* [Problem to solve]
Count the lines of the material below that contain the word "elements", and reply with only that number.

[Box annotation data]
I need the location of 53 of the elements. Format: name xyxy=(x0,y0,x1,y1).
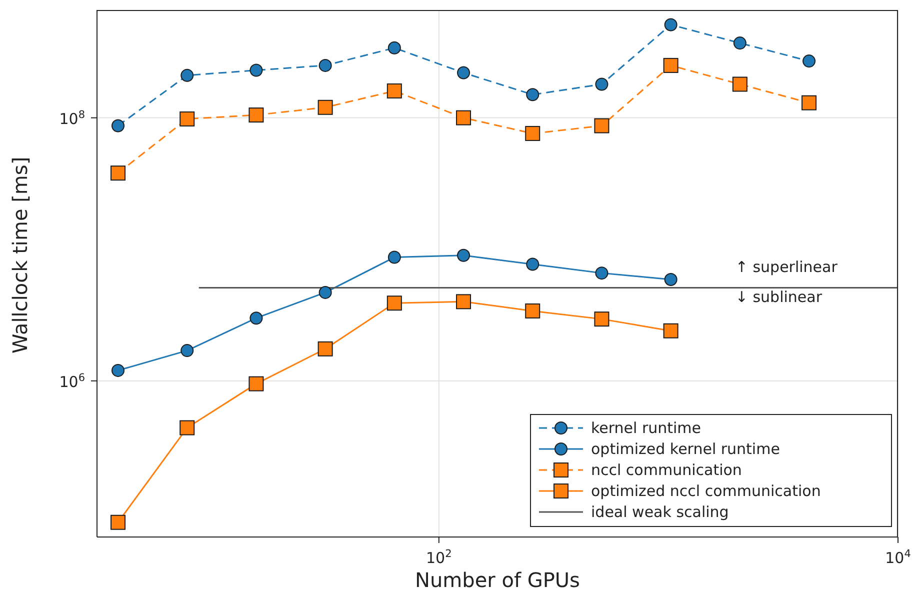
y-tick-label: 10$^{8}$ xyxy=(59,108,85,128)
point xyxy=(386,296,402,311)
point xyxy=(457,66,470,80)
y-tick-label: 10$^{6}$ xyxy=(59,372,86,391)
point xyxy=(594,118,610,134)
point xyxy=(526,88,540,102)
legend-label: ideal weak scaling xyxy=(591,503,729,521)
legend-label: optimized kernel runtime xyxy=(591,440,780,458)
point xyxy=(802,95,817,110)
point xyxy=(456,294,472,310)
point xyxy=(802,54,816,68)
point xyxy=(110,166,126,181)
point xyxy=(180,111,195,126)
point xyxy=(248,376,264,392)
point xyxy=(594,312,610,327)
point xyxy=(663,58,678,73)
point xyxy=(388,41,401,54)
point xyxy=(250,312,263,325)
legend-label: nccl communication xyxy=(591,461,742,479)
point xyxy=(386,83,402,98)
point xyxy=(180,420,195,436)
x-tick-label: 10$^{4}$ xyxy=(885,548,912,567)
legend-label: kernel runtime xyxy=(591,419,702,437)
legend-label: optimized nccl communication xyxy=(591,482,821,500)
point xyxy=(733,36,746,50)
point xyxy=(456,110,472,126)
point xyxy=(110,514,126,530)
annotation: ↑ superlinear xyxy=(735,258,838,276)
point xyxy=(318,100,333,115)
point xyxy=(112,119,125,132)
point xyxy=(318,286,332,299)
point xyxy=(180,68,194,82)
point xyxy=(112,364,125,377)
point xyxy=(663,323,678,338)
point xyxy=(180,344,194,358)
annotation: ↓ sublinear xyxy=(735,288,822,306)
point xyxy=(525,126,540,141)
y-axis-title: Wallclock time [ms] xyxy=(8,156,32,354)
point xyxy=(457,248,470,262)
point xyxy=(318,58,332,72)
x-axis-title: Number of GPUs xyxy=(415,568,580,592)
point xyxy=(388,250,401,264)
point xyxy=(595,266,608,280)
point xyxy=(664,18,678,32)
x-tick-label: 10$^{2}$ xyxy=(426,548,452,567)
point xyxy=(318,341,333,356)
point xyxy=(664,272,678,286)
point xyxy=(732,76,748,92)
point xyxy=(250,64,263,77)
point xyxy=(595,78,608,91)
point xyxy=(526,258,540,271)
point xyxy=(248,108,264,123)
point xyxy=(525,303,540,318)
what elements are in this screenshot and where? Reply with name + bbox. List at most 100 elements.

* [Task answer]
2